--- Estratto documento ---
Chi sei quando nessuno ti guarda? O almeno, quando pensi che nessuno ti guardi, quando sei abbastanza sicuro di non avere nessuno alle spalle che possa sbirciarti lo schermo? (pag. 159)

Non pochi sono gli interrogativi che emergono nel corso della lettura, ognuno diverso ma sempre riconducibile a quello che sembra essere il solo e fondamentale quesito chiave: chi sei quando nessuno ti guarda? Quando non devi necessariamente sorridere alla telecamera, e fingere di avere solo giornate degne di nota, a prova di foto esteticamente appaganti, pronte da postare. Quando puoi essere la versione peggiore di te, quella che nessuno scorge, proprio in quel momento chi scegli di essere? In questa raccolta, Calder, senza cadere in facili pietismi, descrive perfettamente il mondo interiore dei Millennial, non ha la pretesa di rispondere ai loro quesiti esistenziali, forse non gli interessa nemmeno farlo, ma riesce a palesare perfettamente come i suoi personaggi siano sempre alla ricerca di una ricompensa emotiva, di una forma migliore da assumere per vivere forse non proprio sempre felici, ma quantomeno contenti di essere chi sono.
--- Blocco dati ---
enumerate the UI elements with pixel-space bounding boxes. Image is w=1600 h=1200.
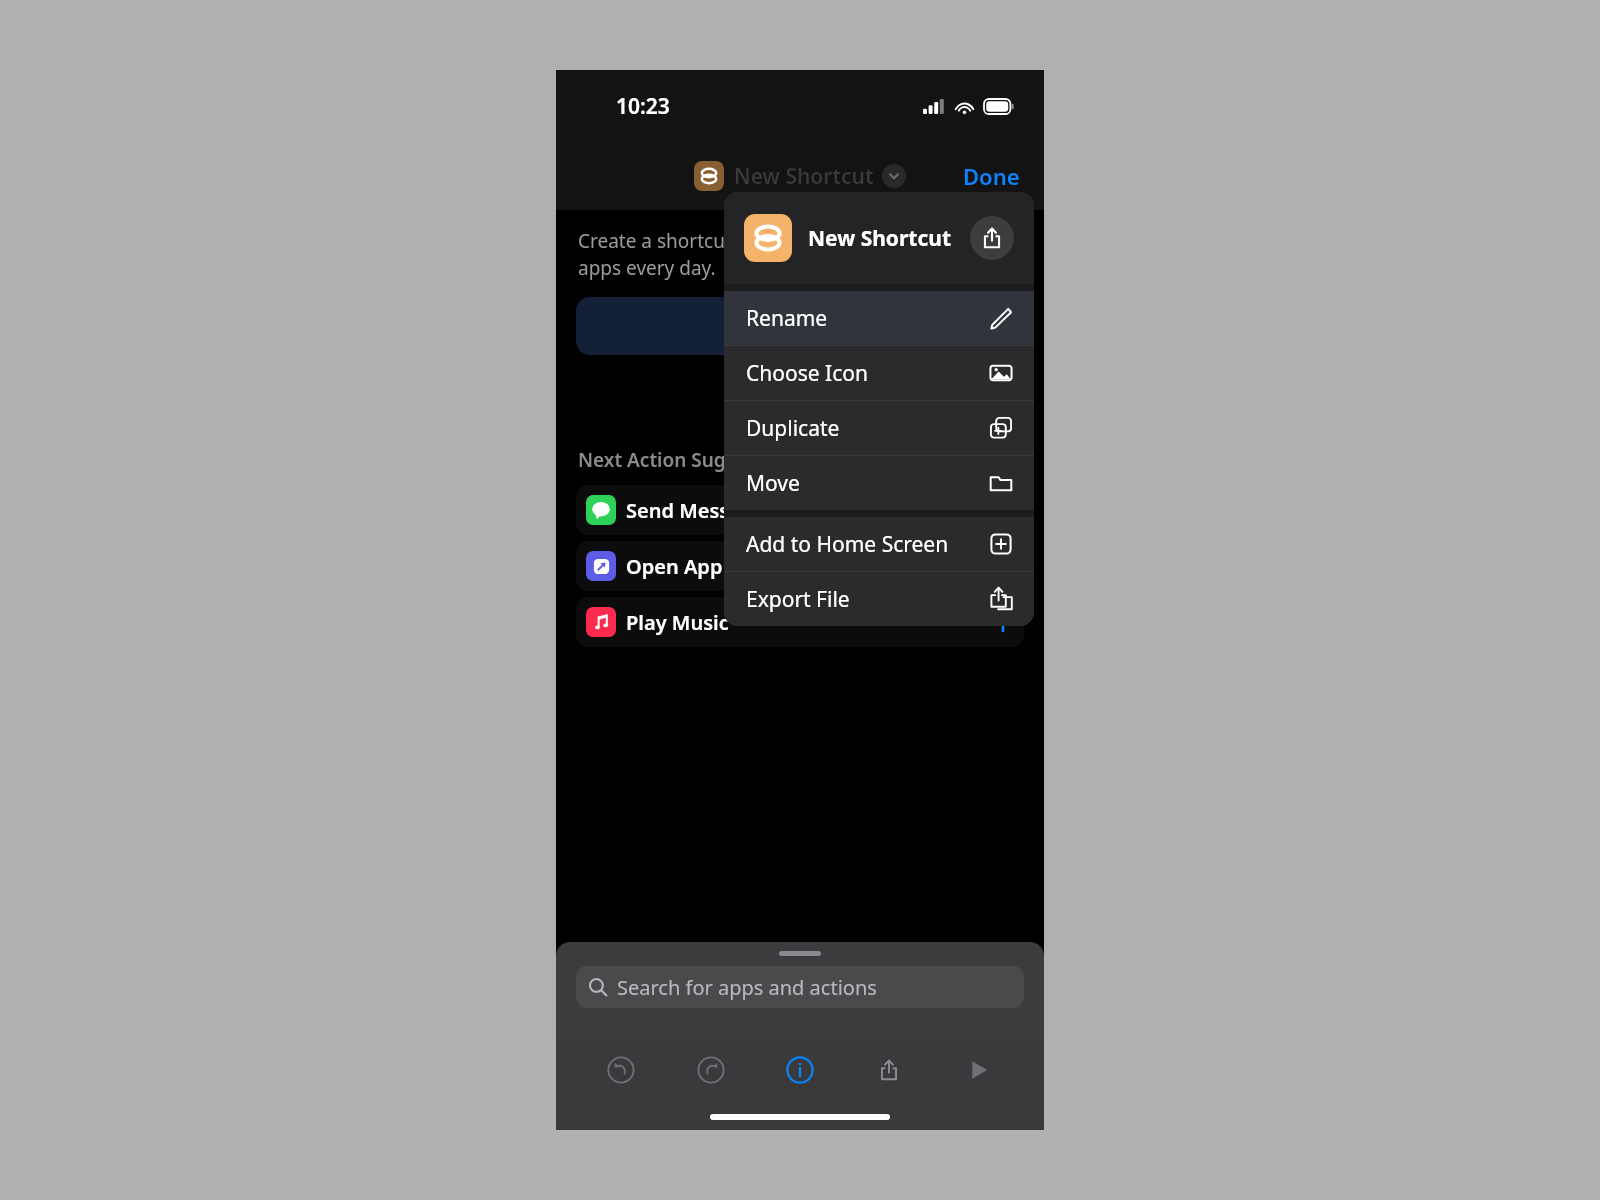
---
Istruzione> Nell'estratto sulla raccolta di Calder, di chi è il mondo interiore che Calder descrive? Come unica fonte va usato soltanto l'estratto.

Risposta> Il mondo interiore dei Millennial.